Request
Copy all the material that follows, keeping every character the same.

(Dataset items)
----------------
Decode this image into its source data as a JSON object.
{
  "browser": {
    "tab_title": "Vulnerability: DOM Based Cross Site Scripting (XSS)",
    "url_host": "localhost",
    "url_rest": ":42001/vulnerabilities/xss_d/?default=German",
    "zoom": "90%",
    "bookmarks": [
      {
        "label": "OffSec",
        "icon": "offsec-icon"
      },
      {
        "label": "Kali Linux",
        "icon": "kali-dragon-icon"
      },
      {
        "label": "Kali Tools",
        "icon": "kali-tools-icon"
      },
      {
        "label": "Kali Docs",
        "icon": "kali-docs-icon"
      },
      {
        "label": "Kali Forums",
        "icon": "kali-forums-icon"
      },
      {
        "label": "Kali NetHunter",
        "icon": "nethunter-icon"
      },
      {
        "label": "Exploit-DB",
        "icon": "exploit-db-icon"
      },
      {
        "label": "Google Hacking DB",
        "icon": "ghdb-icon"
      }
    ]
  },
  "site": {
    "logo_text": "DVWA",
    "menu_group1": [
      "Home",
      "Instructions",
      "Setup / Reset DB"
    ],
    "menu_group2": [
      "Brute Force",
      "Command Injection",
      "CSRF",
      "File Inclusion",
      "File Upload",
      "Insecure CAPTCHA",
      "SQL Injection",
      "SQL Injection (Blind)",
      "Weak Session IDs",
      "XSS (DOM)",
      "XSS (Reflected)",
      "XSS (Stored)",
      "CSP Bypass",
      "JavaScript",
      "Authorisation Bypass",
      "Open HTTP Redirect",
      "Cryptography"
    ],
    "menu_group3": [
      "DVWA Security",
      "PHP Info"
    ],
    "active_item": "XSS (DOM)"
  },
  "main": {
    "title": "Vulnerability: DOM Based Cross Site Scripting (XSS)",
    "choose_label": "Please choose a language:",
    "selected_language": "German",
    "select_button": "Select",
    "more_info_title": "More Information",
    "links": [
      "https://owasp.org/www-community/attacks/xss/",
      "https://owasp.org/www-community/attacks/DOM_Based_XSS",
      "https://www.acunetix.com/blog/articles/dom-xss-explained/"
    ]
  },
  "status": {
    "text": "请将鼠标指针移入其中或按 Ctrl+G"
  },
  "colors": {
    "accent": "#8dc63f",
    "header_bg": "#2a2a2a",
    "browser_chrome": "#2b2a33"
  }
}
----------------
The solution
Decode this image into its source data as a JSON object.
{
  "browser": {
    "tab_title": "Vulnerability: DOM Based Cross Site Scripting (XSS)",
    "url_host": "localhost",
    "url_rest": ":42001/vulnerabilities/xss_d/?default=German",
    "zoom": "90%",
    "bookmarks": [
      {
        "label": "OffSec",
        "icon": "offsec-icon"
      },
      {
        "label": "Kali Linux",
        "icon": "kali-dragon-icon"
      },
      {
        "label": "Kali Tools",
        "icon": "kali-tools-icon"
      },
      {
        "label": "Kali Docs",
        "icon": "kali-docs-icon"
      },
      {
        "label": "Kali Forums",
        "icon": "kali-forums-icon"
      },
      {
        "label": "Kali NetHunter",
        "icon": "nethunter-icon"
      },
      {
        "label": "Exploit-DB",
        "icon": "exploit-db-icon"
      },
      {
        "label": "Google Hacking DB",
        "icon": "ghdb-icon"
      }
    ]
  },
  "site": {
    "logo_text": "DVWA",
    "menu_group1": [
      "Home",
      "Instructions",
      "Setup / Reset DB"
    ],
    "menu_group2": [
      "Brute Force",
      "Command Injection",
      "CSRF",
      "File Inclusion",
      "File Upload",
      "Insecure CAPTCHA",
      "SQL Injection",
      "SQL Injection (Blind)",
      "Weak Session IDs",
      "XSS (DOM)",
      "XSS (Reflected)",
      "XSS (Stored)",
      "CSP Bypass",
      "JavaScript",
      "Authorisation Bypass",
      "Open HTTP Redirect",
      "Cryptography"
    ],
    "menu_group3": [
      "DVWA Security",
      "PHP Info"
    ],
    "active_item": "XSS (DOM)"
  },
  "main": {
    "title": "Vulnerability: DOM Based Cross Site Scripting (XSS)",
    "choose_label": "Please choose a language:",
    "selected_language": "German",
    "select_button": "Select",
    "more_info_title": "More Information",
    "links": [
      "https://owasp.org/www-community/attacks/xss/",
      "https://owasp.org/www-community/attacks/DOM_Based_XSS",
      "https://www.acunetix.com/blog/articles/dom-xss-explained/"
    ]
  },
  "status": {
    "text": "请将鼠标指针移入其中或按 Ctrl+G"
  },
  "colors": {
    "accent": "#8dc63f",
    "header_bg": "#2a2a2a",
    "browser_chrome": "#2b2a33"
  }
}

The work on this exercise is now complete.